Lines holding the string "title" are the ones to copy from this listing.
━━━ DATA IN THIS EXERCISE
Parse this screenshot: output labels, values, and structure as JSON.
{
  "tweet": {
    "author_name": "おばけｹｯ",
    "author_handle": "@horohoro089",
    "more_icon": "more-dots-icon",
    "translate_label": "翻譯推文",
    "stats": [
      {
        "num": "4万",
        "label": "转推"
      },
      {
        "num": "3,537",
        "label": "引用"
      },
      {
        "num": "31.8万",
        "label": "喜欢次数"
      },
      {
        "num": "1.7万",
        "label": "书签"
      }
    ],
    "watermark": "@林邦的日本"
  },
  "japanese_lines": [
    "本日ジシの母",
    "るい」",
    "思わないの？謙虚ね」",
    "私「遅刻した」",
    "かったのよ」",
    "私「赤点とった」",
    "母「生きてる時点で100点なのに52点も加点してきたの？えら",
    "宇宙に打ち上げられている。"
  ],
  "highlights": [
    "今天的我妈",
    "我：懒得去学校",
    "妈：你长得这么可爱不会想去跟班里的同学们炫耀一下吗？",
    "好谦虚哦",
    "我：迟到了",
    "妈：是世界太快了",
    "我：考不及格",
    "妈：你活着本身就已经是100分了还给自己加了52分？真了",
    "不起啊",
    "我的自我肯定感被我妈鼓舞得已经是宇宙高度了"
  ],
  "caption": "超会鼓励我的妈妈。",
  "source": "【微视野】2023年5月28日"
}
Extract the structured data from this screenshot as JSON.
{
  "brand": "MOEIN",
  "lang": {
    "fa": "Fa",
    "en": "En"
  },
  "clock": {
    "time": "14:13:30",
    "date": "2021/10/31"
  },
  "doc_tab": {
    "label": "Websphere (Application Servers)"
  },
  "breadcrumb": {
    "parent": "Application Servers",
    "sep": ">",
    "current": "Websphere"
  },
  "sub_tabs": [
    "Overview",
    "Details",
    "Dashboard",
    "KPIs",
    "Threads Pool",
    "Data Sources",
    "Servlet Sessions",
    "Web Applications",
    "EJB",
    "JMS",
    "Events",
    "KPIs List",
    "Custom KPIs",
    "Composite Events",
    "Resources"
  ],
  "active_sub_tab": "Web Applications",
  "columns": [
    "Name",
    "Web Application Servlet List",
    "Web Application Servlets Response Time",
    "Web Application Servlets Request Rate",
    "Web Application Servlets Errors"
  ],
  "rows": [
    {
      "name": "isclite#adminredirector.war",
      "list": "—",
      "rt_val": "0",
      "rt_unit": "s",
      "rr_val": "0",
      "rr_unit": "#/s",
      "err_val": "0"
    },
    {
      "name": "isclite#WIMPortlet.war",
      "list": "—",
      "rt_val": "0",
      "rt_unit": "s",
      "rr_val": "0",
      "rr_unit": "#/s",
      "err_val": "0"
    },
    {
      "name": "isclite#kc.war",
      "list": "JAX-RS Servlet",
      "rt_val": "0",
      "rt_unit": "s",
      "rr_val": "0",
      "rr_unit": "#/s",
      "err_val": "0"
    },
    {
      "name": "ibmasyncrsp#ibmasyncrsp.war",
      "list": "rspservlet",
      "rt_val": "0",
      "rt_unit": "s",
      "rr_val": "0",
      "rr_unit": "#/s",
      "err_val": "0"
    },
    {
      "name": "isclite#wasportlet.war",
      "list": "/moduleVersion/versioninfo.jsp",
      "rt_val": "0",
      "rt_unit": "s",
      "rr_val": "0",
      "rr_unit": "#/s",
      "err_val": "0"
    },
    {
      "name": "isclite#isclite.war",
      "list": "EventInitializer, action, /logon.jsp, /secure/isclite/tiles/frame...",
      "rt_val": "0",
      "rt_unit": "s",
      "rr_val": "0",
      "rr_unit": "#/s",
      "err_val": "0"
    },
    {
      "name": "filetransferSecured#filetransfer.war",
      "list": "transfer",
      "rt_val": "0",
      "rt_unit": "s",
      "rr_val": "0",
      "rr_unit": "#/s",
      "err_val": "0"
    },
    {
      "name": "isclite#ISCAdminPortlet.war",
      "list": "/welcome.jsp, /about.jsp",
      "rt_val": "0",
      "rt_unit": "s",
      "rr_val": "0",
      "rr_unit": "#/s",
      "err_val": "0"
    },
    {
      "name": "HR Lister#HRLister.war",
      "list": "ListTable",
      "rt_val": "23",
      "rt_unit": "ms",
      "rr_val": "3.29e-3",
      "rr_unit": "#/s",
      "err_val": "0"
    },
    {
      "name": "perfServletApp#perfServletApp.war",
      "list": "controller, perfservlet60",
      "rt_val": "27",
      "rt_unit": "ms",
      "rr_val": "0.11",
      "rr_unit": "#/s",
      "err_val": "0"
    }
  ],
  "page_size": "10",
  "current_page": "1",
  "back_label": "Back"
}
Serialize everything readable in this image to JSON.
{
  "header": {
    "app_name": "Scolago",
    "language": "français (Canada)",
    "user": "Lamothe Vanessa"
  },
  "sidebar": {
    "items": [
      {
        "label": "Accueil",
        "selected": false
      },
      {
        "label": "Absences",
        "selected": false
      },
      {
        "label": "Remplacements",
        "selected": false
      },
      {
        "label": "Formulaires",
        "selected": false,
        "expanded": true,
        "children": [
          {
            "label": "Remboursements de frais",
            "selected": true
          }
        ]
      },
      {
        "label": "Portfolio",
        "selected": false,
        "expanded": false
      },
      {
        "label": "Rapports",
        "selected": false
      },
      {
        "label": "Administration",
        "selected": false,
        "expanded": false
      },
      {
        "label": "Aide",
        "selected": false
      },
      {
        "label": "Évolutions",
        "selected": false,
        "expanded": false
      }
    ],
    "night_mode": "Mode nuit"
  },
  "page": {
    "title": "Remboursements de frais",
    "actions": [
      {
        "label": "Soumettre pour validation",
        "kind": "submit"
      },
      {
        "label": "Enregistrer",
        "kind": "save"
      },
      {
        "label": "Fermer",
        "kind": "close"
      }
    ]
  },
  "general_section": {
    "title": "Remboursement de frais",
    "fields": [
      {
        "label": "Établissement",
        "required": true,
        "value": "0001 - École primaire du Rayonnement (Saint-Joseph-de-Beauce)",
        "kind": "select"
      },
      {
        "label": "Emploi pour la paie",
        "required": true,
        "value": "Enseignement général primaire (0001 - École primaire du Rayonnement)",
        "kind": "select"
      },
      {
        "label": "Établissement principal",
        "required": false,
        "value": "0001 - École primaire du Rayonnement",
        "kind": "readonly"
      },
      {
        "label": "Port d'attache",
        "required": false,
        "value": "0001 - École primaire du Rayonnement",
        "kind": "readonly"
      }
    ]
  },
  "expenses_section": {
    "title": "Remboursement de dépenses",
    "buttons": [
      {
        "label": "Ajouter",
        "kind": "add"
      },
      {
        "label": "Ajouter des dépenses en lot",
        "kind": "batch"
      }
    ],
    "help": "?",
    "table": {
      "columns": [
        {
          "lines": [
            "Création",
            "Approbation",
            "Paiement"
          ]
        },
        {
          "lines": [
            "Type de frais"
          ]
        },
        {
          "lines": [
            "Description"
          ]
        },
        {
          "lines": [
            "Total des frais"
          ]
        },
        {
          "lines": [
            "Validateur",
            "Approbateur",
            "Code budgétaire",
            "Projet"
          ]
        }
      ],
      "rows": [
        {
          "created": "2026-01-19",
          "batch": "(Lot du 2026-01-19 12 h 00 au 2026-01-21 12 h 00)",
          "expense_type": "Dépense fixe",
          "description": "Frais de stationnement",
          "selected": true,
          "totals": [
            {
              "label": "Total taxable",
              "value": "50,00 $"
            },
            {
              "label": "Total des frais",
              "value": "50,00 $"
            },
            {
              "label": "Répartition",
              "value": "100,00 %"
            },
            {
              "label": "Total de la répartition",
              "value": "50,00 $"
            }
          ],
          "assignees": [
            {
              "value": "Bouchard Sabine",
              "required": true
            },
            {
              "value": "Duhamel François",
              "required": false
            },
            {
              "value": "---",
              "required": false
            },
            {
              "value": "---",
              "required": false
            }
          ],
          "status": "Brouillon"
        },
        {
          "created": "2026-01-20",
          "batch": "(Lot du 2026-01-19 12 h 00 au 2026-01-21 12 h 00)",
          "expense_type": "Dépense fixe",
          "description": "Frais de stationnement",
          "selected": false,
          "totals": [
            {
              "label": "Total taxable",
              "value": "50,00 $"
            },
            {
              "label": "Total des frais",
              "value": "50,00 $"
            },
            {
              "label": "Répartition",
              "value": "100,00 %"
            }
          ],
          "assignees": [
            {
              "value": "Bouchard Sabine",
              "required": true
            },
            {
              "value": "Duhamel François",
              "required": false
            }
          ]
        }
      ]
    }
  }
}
━━━━━━
[REPLY]
    "title": "Remboursements de frais",
    "title": "Remboursement de frais",
    "title": "Remboursement de dépenses",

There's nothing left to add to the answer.